### DATA FOR THE TASK
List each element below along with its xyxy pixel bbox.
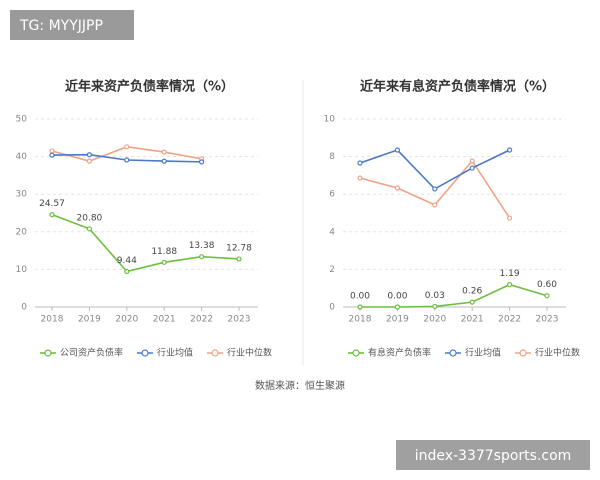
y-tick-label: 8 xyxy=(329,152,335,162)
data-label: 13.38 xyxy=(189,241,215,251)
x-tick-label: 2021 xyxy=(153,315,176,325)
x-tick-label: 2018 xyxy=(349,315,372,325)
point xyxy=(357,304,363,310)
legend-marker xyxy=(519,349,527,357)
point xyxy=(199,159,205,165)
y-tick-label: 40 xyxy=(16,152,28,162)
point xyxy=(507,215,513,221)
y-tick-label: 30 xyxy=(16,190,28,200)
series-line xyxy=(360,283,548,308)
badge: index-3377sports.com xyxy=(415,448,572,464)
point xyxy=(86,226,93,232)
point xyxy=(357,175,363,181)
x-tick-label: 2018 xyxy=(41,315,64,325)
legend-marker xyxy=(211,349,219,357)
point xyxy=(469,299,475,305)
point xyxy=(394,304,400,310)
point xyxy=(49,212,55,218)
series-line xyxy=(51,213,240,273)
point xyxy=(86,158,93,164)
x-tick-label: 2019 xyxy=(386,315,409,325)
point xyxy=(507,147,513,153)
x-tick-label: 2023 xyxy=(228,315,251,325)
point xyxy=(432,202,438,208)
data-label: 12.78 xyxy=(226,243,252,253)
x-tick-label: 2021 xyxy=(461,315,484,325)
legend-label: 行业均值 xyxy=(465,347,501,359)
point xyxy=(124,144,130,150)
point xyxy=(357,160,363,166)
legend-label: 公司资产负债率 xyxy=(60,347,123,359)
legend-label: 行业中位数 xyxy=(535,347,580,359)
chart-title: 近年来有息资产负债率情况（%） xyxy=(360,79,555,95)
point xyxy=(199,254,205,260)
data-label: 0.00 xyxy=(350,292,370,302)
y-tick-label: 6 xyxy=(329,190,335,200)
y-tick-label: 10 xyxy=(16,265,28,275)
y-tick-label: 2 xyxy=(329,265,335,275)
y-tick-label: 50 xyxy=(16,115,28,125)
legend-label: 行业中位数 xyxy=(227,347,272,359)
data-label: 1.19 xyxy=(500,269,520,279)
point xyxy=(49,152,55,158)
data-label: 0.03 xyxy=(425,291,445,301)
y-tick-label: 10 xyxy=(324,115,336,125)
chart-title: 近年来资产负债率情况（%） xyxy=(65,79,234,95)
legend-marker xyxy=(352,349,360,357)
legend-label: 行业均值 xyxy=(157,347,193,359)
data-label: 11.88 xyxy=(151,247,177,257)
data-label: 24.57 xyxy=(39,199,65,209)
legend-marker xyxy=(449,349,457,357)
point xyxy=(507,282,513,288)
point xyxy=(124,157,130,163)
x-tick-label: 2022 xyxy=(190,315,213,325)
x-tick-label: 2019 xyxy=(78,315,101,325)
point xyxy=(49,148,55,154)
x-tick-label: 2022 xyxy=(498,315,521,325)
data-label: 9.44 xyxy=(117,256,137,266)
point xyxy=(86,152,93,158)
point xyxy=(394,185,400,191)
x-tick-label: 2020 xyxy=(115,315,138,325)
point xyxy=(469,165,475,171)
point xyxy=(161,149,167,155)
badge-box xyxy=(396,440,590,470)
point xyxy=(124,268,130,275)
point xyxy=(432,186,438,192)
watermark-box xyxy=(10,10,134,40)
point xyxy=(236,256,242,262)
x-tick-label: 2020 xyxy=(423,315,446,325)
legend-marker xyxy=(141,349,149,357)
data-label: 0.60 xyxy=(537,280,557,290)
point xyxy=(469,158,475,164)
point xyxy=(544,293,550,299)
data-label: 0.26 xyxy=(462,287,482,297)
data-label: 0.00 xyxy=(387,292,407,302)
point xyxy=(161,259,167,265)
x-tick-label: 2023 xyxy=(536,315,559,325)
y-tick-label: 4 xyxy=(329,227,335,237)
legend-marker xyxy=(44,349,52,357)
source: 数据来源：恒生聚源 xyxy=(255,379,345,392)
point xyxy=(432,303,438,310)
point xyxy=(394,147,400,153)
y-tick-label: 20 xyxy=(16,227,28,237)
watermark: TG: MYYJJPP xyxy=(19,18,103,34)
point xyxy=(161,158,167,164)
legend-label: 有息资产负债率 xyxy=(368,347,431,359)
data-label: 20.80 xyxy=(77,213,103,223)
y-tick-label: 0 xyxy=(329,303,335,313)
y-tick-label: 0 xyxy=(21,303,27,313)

### EXERCISE DIRECTIONS
Can you reproduce every entry above verbatim, with the pictures left out?

### TASK OUTPUT
List each element below along with its xyxy pixel bbox.
y-tick-label: 8 xyxy=(329,152,335,162)
data-label: 13.38 xyxy=(189,241,215,251)
x-tick-label: 2021 xyxy=(153,315,176,325)
x-tick-label: 2018 xyxy=(349,315,372,325)
point xyxy=(357,304,363,310)
legend-marker xyxy=(519,349,527,357)
point xyxy=(199,159,205,165)
y-tick-label: 40 xyxy=(16,152,28,162)
point xyxy=(507,215,513,221)
y-tick-label: 30 xyxy=(16,190,28,200)
series-line xyxy=(360,283,548,308)
badge: index-3377sports.com xyxy=(415,448,572,464)
point xyxy=(86,226,93,232)
point xyxy=(357,175,363,181)
x-tick-label: 2018 xyxy=(41,315,64,325)
legend-marker xyxy=(211,349,219,357)
point xyxy=(469,299,475,305)
point xyxy=(394,304,400,310)
point xyxy=(49,212,55,218)
series-line xyxy=(51,213,240,273)
point xyxy=(86,158,93,164)
x-tick-label: 2019 xyxy=(386,315,409,325)
point xyxy=(507,147,513,153)
x-tick-label: 2023 xyxy=(228,315,251,325)
point xyxy=(432,202,438,208)
data-label: 12.78 xyxy=(226,243,252,253)
x-tick-label: 2021 xyxy=(461,315,484,325)
legend-label: 行业均值 xyxy=(465,347,501,359)
point xyxy=(124,144,130,150)
point xyxy=(357,160,363,166)
legend-label: 公司资产负债率 xyxy=(60,347,123,359)
legend-label: 行业中位数 xyxy=(535,347,580,359)
chart-title: 近年来有息资产负债率情况（%） xyxy=(360,79,555,95)
point xyxy=(199,254,205,260)
data-label: 0.00 xyxy=(350,292,370,302)
y-tick-label: 6 xyxy=(329,190,335,200)
y-tick-label: 10 xyxy=(16,265,28,275)
y-tick-label: 2 xyxy=(329,265,335,275)
y-tick-label: 50 xyxy=(16,115,28,125)
legend-label: 行业中位数 xyxy=(227,347,272,359)
data-label: 1.19 xyxy=(500,269,520,279)
point xyxy=(49,152,55,158)
data-label: 0.03 xyxy=(425,291,445,301)
y-tick-label: 10 xyxy=(324,115,336,125)
chart-title: 近年来资产负债率情况（%） xyxy=(65,79,234,95)
legend-marker xyxy=(352,349,360,357)
legend-label: 行业均值 xyxy=(157,347,193,359)
data-label: 11.88 xyxy=(151,247,177,257)
data-label: 24.57 xyxy=(39,199,65,209)
legend-marker xyxy=(449,349,457,357)
point xyxy=(507,282,513,288)
point xyxy=(124,157,130,163)
x-tick-label: 2022 xyxy=(190,315,213,325)
x-tick-label: 2019 xyxy=(78,315,101,325)
point xyxy=(49,148,55,154)
x-tick-label: 2022 xyxy=(498,315,521,325)
data-label: 9.44 xyxy=(117,256,137,266)
point xyxy=(86,152,93,158)
point xyxy=(394,185,400,191)
x-tick-label: 2020 xyxy=(115,315,138,325)
point xyxy=(469,165,475,171)
point xyxy=(161,149,167,155)
badge-box xyxy=(396,440,590,470)
point xyxy=(124,268,130,275)
point xyxy=(432,186,438,192)
watermark-box xyxy=(10,10,134,40)
point xyxy=(236,256,242,262)
x-tick-label: 2020 xyxy=(423,315,446,325)
legend-marker xyxy=(141,349,149,357)
data-label: 0.60 xyxy=(537,280,557,290)
point xyxy=(469,158,475,164)
point xyxy=(544,293,550,299)
data-label: 0.26 xyxy=(462,287,482,297)
data-label: 0.00 xyxy=(387,292,407,302)
point xyxy=(161,259,167,265)
x-tick-label: 2023 xyxy=(536,315,559,325)
y-tick-label: 4 xyxy=(329,227,335,237)
legend-marker xyxy=(44,349,52,357)
source: 数据来源：恒生聚源 xyxy=(255,379,345,392)
point xyxy=(432,303,438,310)
point xyxy=(394,147,400,153)
y-tick-label: 20 xyxy=(16,227,28,237)
watermark: TG: MYYJJPP xyxy=(19,18,103,34)
point xyxy=(161,158,167,164)
legend-label: 有息资产负债率 xyxy=(368,347,431,359)
data-label: 20.80 xyxy=(77,213,103,223)
y-tick-label: 0 xyxy=(329,303,335,313)
y-tick-label: 0 xyxy=(21,303,27,313)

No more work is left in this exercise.